Set problem :: Restate the records in their entirety, word for word.

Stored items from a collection
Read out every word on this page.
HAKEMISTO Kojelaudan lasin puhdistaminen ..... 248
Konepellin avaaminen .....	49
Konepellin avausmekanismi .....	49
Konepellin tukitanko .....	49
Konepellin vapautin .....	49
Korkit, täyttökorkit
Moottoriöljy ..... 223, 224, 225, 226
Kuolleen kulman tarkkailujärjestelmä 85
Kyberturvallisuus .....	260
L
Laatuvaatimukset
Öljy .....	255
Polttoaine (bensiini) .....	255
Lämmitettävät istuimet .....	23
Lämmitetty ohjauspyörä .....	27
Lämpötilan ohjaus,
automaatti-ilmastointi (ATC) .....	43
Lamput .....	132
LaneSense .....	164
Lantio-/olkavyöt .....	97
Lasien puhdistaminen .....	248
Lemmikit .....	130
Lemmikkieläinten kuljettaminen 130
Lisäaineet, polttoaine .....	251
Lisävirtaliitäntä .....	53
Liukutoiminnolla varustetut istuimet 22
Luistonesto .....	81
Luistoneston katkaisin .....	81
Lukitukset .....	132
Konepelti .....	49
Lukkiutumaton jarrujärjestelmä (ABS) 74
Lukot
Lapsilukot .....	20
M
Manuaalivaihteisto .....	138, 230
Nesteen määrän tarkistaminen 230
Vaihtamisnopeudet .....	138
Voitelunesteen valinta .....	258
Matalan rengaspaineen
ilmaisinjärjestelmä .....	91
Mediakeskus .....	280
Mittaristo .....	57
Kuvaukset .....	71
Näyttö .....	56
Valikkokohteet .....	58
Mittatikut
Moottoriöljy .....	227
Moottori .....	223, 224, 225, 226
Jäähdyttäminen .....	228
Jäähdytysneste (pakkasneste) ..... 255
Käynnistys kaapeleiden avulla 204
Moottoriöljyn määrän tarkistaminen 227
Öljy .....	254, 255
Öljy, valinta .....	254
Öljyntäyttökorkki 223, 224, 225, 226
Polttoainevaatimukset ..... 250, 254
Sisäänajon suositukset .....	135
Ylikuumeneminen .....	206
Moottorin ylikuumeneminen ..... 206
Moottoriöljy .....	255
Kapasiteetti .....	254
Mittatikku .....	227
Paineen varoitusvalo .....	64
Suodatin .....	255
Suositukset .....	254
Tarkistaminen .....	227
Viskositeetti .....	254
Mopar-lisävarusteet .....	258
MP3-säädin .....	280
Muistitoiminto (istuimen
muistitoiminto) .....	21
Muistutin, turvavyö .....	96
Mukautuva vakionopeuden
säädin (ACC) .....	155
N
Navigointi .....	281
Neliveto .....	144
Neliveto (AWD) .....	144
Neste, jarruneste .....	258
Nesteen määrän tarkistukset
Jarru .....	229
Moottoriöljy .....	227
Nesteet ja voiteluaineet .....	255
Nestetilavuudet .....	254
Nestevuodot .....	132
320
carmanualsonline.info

The answer ::
Read out every word on this page.
HAKEMISTO Kojelaudan lasin puhdistaminen ..... 248
Konepellin avaaminen .....	49
Konepellin avausmekanismi .....	49
Konepellin tukitanko .....	49
Konepellin vapautin .....	49
Korkit, täyttökorkit
Moottoriöljy ..... 223, 224, 225, 226
Kuolleen kulman tarkkailujärjestelmä 85
Kyberturvallisuus .....	260
L
Laatuvaatimukset
Öljy .....	255
Polttoaine (bensiini) .....	255
Lämmitettävät istuimet .....	23
Lämmitetty ohjauspyörä .....	27
Lämpötilan ohjaus,
automaatti-ilmastointi (ATC) .....	43
Lamput .....	132
LaneSense .....	164
Lantio-/olkavyöt .....	97
Lasien puhdistaminen .....	248
Lemmikit .....	130
Lemmikkieläinten kuljettaminen 130
Lisäaineet, polttoaine .....	251
Lisävirtaliitäntä .....	53
Liukutoiminnolla varustetut istuimet 22
Luistonesto .....	81
Luistoneston katkaisin .....	81
Lukitukset .....	132
Konepelti .....	49
Lukkiutumaton jarrujärjestelmä (ABS) 74
Lukot
Lapsilukot .....	20
M
Manuaalivaihteisto .....	138, 230
Nesteen määrän tarkistaminen 230
Vaihtamisnopeudet .....	138
Voitelunesteen valinta .....	258
Matalan rengaspaineen
ilmaisinjärjestelmä .....	91
Mediakeskus .....	280
Mittaristo .....	57
Kuvaukset .....	71
Näyttö .....	56
Valikkokohteet .....	58
Mittatikut
Moottoriöljy .....	227
Moottori .....	223, 224, 225, 226
Jäähdyttäminen .....	228
Jäähdytysneste (pakkasneste) ..... 255
Käynnistys kaapeleiden avulla 204
Moottoriöljyn määrän tarkistaminen 227
Öljy .....	254, 255
Öljy, valinta .....	254
Öljyntäyttökorkki 223, 224, 225, 226
Polttoainevaatimukset ..... 250, 254
Sisäänajon suositukset .....	135
Ylikuumeneminen .....	206
Moottorin ylikuumeneminen ..... 206
Moottoriöljy .....	255
Kapasiteetti .....	254
Mittatikku .....	227
Paineen varoitusvalo .....	64
Suodatin .....	255
Suositukset .....	254
Tarkistaminen .....	227
Viskositeetti .....	254
Mopar-lisävarusteet .....	258
MP3-säädin .....	280
Muistitoiminto (istuimen
muistitoiminto) .....	21
Muistutin, turvavyö .....	96
Mukautuva vakionopeuden
säädin (ACC) .....	155
N
Navigointi .....	281
Neliveto .....	144
Neliveto (AWD) .....	144
Neste, jarruneste .....	258
Nesteen määrän tarkistukset
Jarru .....	229
Moottoriöljy .....	227
Nesteet ja voiteluaineet .....	255
Nestetilavuudet .....	254
Nestevuodot .....	132
320
carmanualsonline.info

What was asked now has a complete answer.